◆ WHAT TO WORK ON ◆
Scan the records for the string "true"; copy each line where it occurs.

************

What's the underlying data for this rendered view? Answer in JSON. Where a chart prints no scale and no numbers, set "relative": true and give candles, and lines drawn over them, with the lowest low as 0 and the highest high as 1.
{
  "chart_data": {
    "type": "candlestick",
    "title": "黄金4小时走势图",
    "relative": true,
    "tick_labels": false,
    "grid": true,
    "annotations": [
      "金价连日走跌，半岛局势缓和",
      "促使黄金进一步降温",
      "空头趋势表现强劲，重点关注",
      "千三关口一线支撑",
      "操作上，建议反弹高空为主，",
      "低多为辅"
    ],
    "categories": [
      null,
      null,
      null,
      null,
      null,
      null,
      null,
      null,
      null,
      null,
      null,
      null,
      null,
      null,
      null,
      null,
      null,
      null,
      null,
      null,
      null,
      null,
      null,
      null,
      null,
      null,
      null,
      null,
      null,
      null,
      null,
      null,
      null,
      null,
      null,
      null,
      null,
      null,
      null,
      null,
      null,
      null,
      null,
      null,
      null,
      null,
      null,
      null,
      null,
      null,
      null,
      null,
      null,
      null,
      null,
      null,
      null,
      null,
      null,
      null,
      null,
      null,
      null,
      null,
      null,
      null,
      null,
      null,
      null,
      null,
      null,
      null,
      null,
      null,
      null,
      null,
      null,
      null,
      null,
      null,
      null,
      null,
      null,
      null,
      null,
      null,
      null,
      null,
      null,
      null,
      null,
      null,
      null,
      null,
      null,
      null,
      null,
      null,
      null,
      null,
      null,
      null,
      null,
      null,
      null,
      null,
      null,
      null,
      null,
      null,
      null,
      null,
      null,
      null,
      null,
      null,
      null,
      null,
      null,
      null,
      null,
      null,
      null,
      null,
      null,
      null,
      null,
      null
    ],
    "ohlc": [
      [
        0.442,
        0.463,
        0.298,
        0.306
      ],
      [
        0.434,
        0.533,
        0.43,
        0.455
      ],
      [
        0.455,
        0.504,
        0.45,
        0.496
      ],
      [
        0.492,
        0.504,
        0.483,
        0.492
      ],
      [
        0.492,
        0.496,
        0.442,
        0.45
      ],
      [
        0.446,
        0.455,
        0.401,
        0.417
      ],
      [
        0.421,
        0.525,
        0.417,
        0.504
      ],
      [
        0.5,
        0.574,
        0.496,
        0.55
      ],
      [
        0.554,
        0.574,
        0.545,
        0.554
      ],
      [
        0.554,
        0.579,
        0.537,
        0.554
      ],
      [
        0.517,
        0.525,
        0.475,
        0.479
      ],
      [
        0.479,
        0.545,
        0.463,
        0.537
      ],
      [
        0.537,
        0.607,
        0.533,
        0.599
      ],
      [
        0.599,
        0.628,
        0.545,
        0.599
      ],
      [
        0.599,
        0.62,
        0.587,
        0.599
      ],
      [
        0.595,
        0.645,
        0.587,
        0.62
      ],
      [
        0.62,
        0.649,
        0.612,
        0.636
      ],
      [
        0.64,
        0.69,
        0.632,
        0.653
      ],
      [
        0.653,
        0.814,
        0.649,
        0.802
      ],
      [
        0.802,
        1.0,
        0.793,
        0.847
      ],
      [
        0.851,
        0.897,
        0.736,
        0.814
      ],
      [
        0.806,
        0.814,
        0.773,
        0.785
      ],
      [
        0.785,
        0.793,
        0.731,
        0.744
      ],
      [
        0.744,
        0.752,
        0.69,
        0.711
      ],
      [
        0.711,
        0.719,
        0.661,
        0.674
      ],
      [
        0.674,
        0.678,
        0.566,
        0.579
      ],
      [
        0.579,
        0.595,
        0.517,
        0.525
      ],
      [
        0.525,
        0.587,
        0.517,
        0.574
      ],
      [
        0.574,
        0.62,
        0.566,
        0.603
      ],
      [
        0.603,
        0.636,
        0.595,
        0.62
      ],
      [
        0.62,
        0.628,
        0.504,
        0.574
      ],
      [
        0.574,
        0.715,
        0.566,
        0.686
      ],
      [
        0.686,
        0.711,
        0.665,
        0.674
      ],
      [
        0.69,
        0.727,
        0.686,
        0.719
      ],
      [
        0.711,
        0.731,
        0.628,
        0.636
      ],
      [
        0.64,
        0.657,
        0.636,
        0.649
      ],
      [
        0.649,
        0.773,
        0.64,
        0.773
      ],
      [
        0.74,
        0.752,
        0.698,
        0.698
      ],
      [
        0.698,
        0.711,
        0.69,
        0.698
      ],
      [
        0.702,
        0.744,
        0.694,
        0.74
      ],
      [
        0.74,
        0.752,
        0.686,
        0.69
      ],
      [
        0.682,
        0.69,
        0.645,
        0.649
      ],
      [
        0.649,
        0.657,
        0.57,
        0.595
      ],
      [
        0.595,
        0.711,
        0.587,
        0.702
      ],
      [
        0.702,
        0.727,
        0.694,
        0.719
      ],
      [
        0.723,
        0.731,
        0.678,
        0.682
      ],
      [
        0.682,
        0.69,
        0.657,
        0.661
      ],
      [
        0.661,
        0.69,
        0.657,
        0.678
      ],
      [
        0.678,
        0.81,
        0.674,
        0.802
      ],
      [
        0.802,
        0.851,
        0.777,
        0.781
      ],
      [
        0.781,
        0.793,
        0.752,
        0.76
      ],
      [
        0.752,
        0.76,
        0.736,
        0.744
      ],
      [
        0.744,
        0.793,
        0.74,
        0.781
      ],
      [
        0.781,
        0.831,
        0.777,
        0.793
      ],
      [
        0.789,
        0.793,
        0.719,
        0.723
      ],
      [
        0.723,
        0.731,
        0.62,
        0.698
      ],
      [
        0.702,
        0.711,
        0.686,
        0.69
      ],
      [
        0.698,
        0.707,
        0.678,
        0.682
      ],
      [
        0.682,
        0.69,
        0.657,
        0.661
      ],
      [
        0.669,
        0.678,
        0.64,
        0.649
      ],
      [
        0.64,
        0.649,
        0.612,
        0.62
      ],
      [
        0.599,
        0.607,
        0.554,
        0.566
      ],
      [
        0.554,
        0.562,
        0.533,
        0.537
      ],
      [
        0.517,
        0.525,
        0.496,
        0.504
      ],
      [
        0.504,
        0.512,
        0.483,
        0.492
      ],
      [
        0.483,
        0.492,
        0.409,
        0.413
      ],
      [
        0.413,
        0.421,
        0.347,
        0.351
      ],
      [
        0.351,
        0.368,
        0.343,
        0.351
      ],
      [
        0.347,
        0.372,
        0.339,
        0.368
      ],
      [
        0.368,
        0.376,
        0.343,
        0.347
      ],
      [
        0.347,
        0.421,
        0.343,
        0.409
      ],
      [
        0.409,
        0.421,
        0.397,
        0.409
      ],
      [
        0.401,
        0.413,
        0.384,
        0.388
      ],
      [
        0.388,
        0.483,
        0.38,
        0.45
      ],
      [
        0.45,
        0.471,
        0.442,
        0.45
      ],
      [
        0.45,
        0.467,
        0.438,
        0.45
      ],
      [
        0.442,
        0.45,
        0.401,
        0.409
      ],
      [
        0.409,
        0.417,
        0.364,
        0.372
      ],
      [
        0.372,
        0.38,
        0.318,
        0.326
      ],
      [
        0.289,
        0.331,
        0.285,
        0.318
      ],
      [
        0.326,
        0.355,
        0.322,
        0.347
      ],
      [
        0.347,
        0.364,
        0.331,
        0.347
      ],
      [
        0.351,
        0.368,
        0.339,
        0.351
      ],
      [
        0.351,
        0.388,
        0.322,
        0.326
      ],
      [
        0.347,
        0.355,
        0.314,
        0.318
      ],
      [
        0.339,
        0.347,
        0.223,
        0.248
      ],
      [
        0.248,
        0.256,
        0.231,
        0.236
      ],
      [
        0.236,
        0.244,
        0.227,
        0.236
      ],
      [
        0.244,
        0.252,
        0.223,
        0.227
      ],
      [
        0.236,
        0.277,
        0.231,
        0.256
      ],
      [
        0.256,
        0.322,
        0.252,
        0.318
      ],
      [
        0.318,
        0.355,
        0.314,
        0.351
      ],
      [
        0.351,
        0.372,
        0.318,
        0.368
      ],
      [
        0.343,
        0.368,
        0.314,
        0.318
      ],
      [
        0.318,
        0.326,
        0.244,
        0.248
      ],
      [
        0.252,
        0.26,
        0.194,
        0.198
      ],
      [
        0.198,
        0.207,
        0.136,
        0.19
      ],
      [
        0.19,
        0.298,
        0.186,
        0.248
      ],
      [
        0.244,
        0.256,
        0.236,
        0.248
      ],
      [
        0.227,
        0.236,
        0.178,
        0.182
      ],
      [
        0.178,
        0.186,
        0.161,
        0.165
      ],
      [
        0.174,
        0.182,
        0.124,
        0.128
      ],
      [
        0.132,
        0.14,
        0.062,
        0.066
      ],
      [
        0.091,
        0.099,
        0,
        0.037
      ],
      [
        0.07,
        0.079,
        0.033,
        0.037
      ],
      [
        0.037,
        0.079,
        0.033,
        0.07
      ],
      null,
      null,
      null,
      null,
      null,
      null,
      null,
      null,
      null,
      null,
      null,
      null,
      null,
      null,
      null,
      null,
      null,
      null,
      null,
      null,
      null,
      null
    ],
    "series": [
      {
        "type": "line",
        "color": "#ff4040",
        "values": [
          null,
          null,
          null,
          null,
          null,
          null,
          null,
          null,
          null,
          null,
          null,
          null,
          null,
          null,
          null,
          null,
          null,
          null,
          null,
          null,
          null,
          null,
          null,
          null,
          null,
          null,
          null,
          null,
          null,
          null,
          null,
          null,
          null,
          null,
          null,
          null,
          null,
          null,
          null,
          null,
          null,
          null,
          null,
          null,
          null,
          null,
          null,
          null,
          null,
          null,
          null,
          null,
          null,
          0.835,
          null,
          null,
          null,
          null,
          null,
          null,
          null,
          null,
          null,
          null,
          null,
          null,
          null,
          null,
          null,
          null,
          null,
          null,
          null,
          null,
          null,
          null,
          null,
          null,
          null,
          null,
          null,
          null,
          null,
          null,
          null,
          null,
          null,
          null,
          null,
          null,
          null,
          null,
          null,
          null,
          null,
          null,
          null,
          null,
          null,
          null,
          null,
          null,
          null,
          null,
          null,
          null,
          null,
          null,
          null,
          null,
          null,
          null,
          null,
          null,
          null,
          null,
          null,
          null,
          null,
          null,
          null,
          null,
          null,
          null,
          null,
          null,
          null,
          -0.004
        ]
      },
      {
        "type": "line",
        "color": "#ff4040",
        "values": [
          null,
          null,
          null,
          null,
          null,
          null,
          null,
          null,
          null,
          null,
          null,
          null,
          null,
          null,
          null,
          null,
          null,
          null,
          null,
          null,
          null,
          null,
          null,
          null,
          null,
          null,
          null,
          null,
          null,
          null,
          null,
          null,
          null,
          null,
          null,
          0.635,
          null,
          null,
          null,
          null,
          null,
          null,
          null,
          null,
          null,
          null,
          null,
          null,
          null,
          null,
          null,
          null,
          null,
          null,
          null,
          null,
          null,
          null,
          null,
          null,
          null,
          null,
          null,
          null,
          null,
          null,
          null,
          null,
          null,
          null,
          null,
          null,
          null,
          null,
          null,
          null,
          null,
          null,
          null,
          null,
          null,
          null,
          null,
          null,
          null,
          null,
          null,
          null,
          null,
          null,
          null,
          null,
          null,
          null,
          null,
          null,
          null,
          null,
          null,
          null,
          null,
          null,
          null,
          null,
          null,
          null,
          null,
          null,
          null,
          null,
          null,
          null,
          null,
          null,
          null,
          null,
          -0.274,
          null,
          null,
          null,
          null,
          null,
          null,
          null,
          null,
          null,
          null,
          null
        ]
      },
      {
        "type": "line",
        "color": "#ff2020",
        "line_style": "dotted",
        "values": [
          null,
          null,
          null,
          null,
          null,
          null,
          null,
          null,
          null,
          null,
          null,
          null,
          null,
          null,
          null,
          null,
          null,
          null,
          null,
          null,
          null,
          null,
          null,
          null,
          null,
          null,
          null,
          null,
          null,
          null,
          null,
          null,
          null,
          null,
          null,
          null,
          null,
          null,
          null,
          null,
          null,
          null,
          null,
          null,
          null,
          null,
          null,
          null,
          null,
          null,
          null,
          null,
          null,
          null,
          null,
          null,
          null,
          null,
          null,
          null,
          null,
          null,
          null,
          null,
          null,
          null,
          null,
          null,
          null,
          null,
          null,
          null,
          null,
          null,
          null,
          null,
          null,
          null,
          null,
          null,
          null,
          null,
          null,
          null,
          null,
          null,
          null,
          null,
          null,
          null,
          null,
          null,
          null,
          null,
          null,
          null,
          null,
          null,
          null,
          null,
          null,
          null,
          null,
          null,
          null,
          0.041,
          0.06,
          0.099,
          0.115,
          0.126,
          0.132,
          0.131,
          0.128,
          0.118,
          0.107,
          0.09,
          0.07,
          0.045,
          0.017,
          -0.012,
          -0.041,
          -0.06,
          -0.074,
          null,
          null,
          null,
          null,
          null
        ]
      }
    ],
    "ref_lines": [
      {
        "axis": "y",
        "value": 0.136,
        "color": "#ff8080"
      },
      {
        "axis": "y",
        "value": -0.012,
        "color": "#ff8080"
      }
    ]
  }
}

************

◆ SOLVED EXERCISE ◆
What's the underlying data for this rendered view? Answer in JSON. Where a chart prints no scale and no numbers, set "relative": true and give candles, and lines drawn over them, with the lowest low as 0 and the highest high as 1.
    "relative": true,
    "grid": true,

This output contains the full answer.